Copy the rows below word for word, without the pictures.
--- Start of Records to process ---
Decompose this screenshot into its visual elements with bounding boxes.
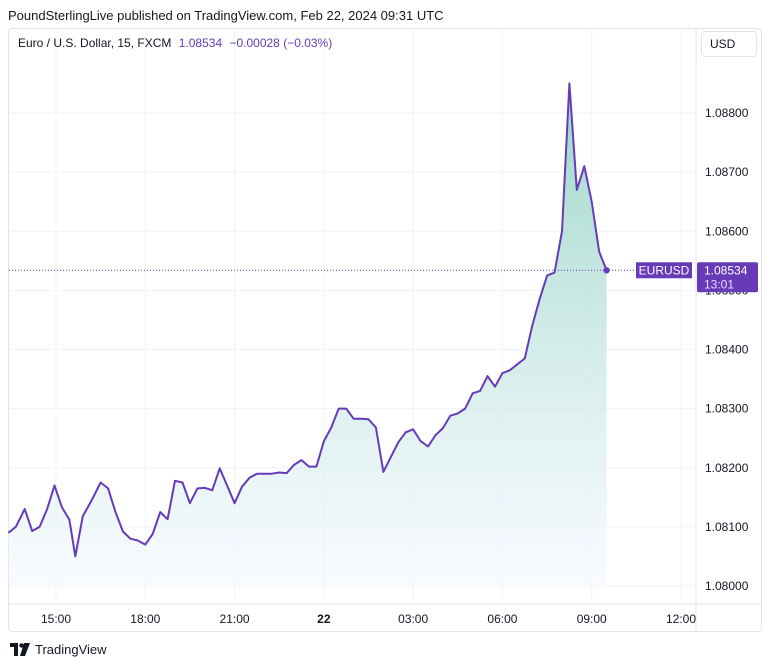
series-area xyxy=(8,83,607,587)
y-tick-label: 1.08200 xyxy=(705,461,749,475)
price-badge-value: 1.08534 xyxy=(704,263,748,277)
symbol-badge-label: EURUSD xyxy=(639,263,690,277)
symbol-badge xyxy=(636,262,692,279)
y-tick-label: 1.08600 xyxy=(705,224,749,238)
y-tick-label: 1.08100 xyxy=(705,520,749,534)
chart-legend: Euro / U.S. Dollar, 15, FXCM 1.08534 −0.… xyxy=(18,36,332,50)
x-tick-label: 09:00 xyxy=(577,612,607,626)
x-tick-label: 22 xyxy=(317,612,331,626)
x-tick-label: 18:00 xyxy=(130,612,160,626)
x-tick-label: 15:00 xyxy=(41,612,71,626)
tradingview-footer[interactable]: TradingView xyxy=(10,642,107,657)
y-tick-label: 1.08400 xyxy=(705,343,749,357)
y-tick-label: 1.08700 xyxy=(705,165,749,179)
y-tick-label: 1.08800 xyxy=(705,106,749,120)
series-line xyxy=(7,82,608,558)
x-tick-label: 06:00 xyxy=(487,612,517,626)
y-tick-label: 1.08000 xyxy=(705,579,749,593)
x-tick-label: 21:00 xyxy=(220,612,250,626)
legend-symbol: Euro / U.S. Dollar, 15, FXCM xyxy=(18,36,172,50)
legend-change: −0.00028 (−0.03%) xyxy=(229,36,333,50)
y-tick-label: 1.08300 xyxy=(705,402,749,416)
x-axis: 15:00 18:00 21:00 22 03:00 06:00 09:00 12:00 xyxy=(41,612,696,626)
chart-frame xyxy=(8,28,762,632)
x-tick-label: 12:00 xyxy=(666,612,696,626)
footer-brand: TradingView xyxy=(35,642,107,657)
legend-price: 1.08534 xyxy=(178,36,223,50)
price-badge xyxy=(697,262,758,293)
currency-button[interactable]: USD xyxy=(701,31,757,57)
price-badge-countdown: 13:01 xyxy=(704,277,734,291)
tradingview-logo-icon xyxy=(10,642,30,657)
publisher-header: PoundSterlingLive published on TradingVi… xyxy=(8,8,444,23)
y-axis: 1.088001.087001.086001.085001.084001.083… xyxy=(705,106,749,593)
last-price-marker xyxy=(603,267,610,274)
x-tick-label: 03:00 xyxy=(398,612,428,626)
--- End of Records to process ---
◆ **Answer in full**
Decompose this screenshot into its visual elements with bounding boxes.
series-area xyxy=(8,83,607,587)
y-tick-label: 1.08200 xyxy=(705,461,749,475)
price-badge-value: 1.08534 xyxy=(704,263,748,277)
symbol-badge-label: EURUSD xyxy=(639,263,690,277)
symbol-badge xyxy=(636,262,692,279)
y-tick-label: 1.08600 xyxy=(705,224,749,238)
y-tick-label: 1.08100 xyxy=(705,520,749,534)
chart-legend: Euro / U.S. Dollar, 15, FXCM 1.08534 −0.… xyxy=(18,36,332,50)
x-tick-label: 09:00 xyxy=(577,612,607,626)
x-tick-label: 22 xyxy=(317,612,331,626)
x-tick-label: 18:00 xyxy=(130,612,160,626)
x-tick-label: 15:00 xyxy=(41,612,71,626)
tradingview-footer[interactable]: TradingView xyxy=(10,642,107,657)
y-tick-label: 1.08400 xyxy=(705,343,749,357)
y-tick-label: 1.08700 xyxy=(705,165,749,179)
y-tick-label: 1.08800 xyxy=(705,106,749,120)
series-line xyxy=(7,82,608,558)
x-tick-label: 06:00 xyxy=(487,612,517,626)
y-tick-label: 1.08000 xyxy=(705,579,749,593)
x-tick-label: 21:00 xyxy=(220,612,250,626)
legend-symbol: Euro / U.S. Dollar, 15, FXCM xyxy=(18,36,172,50)
legend-change: −0.00028 (−0.03%) xyxy=(229,36,333,50)
y-tick-label: 1.08300 xyxy=(705,402,749,416)
x-axis: 15:00 18:00 21:00 22 03:00 06:00 09:00 12:00 xyxy=(41,612,696,626)
chart-frame xyxy=(8,28,762,632)
x-tick-label: 12:00 xyxy=(666,612,696,626)
footer-brand: TradingView xyxy=(35,642,107,657)
legend-price: 1.08534 xyxy=(178,36,223,50)
price-badge xyxy=(697,262,758,293)
currency-button[interactable]: USD xyxy=(701,31,757,57)
price-badge-countdown: 13:01 xyxy=(704,277,734,291)
tradingview-logo-icon xyxy=(10,642,30,657)
publisher-header: PoundSterlingLive published on TradingVi… xyxy=(8,8,444,23)
y-axis: 1.088001.087001.086001.085001.084001.083… xyxy=(705,106,749,593)
last-price-marker xyxy=(603,267,610,274)
x-tick-label: 03:00 xyxy=(398,612,428,626)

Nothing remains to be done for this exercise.